Data records:
[start]

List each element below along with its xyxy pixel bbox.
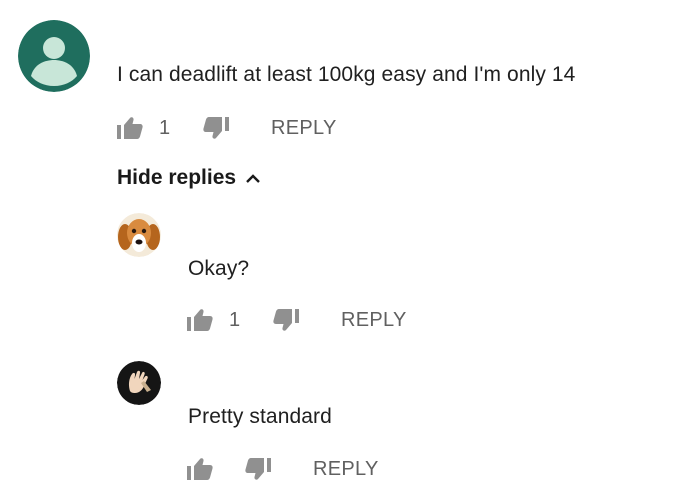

[end]
[start]

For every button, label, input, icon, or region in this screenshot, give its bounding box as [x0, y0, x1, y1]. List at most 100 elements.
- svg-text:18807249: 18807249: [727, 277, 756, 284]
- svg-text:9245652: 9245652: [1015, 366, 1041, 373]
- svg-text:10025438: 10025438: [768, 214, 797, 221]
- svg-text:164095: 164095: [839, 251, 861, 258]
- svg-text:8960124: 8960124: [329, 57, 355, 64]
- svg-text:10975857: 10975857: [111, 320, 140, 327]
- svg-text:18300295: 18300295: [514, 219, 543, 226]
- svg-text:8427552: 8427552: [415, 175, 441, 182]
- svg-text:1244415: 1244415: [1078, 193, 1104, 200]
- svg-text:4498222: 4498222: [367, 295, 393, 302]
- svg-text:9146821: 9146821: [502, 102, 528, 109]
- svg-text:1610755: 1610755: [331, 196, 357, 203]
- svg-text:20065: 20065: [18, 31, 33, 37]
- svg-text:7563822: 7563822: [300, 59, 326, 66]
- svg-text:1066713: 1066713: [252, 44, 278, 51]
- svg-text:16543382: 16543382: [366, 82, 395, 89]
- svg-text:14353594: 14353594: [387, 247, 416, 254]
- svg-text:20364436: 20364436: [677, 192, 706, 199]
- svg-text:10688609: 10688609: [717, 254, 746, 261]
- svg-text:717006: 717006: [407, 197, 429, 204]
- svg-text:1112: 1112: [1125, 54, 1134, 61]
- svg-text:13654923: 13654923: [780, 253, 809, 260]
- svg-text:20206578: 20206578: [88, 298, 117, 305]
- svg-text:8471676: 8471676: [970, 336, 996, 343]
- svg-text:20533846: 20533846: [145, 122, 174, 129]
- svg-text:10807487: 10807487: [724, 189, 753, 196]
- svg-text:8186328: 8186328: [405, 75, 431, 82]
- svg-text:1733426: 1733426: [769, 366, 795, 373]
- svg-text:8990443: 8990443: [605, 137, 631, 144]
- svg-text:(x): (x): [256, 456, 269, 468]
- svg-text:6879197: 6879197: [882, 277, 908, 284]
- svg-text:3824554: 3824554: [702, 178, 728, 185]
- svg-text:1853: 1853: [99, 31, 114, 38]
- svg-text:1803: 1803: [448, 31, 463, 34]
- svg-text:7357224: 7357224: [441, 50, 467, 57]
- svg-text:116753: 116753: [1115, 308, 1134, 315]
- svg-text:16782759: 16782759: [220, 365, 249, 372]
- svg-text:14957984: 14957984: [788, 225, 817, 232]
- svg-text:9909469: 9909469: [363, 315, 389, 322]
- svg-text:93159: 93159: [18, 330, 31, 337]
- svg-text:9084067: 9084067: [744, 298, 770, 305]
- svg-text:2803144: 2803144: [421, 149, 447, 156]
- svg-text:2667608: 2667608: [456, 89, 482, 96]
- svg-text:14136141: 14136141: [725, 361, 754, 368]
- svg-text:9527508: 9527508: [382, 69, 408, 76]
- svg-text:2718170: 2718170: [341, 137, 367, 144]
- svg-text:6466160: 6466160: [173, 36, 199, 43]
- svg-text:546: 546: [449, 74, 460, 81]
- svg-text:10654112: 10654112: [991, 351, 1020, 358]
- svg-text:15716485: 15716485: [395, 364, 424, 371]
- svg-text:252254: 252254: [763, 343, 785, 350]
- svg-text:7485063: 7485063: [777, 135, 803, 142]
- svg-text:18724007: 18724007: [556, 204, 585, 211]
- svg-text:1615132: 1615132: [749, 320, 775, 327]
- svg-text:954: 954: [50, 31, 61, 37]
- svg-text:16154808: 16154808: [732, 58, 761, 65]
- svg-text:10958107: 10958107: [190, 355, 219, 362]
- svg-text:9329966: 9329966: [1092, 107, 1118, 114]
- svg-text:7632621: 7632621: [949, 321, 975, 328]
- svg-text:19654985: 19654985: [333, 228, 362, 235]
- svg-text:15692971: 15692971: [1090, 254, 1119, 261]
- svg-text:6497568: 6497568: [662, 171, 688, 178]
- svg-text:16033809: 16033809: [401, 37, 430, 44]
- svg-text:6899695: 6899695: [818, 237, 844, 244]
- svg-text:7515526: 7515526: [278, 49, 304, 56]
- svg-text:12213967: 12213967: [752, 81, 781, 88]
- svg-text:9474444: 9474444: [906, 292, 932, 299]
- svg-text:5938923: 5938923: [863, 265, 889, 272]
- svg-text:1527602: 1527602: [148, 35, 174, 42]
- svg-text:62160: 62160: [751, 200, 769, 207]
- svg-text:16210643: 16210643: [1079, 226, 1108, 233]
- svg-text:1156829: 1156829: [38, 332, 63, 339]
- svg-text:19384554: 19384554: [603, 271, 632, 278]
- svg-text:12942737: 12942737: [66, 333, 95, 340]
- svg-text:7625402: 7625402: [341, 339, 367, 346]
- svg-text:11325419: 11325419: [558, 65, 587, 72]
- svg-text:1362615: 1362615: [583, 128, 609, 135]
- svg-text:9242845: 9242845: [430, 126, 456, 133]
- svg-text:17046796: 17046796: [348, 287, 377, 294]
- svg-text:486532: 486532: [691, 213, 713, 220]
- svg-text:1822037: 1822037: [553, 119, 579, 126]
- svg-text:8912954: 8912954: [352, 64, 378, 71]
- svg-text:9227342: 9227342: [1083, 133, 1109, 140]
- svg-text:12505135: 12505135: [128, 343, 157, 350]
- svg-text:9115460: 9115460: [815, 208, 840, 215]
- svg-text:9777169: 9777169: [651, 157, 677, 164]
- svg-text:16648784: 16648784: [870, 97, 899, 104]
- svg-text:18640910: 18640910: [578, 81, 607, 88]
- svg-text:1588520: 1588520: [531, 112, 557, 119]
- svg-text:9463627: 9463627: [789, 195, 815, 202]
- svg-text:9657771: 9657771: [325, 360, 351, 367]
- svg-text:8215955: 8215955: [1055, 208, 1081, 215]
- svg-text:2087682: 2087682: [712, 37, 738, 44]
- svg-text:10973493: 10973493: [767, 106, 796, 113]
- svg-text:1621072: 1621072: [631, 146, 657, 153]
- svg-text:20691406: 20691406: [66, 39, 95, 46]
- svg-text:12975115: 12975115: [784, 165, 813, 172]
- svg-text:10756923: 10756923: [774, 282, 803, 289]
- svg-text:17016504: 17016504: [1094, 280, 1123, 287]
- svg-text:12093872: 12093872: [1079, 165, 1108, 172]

[end]

The request:
Convert the rows into a JSON list of strings with one string per line, leaving out blank lines. Begin at the line that contains "For every button, label, input, icon, or" and stop after the line that contains "- svg-text:9084067: 9084067: [744, 298, 770, 305]".

Answer for the task:
[
  "For every button, label, input, icon, or region in this screenshot, give its bounding box as [x0, y0, x1, y1]. List at most 100 elements.",
  "- svg-text:18807249: 18807249: [727, 277, 756, 284]",
  "- svg-text:9245652: 9245652: [1015, 366, 1041, 373]",
  "- svg-text:10025438: 10025438: [768, 214, 797, 221]",
  "- svg-text:164095: 164095: [839, 251, 861, 258]",
  "- svg-text:8960124: 8960124: [329, 57, 355, 64]",
  "- svg-text:10975857: 10975857: [111, 320, 140, 327]",
  "- svg-text:18300295: 18300295: [514, 219, 543, 226]",
  "- svg-text:8427552: 8427552: [415, 175, 441, 182]",
  "- svg-text:1244415: 1244415: [1078, 193, 1104, 200]",
  "- svg-text:4498222: 4498222: [367, 295, 393, 302]",
  "- svg-text:9146821: 9146821: [502, 102, 528, 109]",
  "- svg-text:1610755: 1610755: [331, 196, 357, 203]",
  "- svg-text:20065: 20065: [18, 31, 33, 37]",
  "- svg-text:7563822: 7563822: [300, 59, 326, 66]",
  "- svg-text:1066713: 1066713: [252, 44, 278, 51]",
  "- svg-text:16543382: 16543382: [366, 82, 395, 89]",
  "- svg-text:14353594: 14353594: [387, 247, 416, 254]",
  "- svg-text:20364436: 20364436: [677, 192, 706, 199]",
  "- svg-text:10688609: 10688609: [717, 254, 746, 261]",
  "- svg-text:717006: 717006: [407, 197, 429, 204]",
  "- svg-text:1112: 1112: [1125, 54, 1134, 61]",
  "- svg-text:13654923: 13654923: [780, 253, 809, 260]",
  "- svg-text:20206578: 20206578: [88, 298, 117, 305]",
  "- svg-text:8471676: 8471676: [970, 336, 996, 343]",
  "- svg-text:20533846: 20533846: [145, 122, 174, 129]",
  "- svg-text:10807487: 10807487: [724, 189, 753, 196]",
  "- svg-text:8186328: 8186328: [405, 75, 431, 82]",
  "- svg-text:1733426: 1733426: [769, 366, 795, 373]",
  "- svg-text:8990443: 8990443: [605, 137, 631, 144]",
  "- svg-text:(x): (x): [256, 456, 269, 468]",
  "- svg-text:6879197: 6879197: [882, 277, 908, 284]",
  "- svg-text:3824554: 3824554: [702, 178, 728, 185]",
  "- svg-text:1853: 1853: [99, 31, 114, 38]",
  "- svg-text:1803: 1803: [448, 31, 463, 34]",
  "- svg-text:7357224: 7357224: [441, 50, 467, 57]",
  "- svg-text:116753: 116753: [1115, 308, 1134, 315]",
  "- svg-text:16782759: 16782759: [220, 365, 249, 372]",
  "- svg-text:14957984: 14957984: [788, 225, 817, 232]",
  "- svg-text:9909469: 9909469: [363, 315, 389, 322]",
  "- svg-text:93159: 93159: [18, 330, 31, 337]",
  "- svg-text:9084067: 9084067: [744, 298, 770, 305]"
]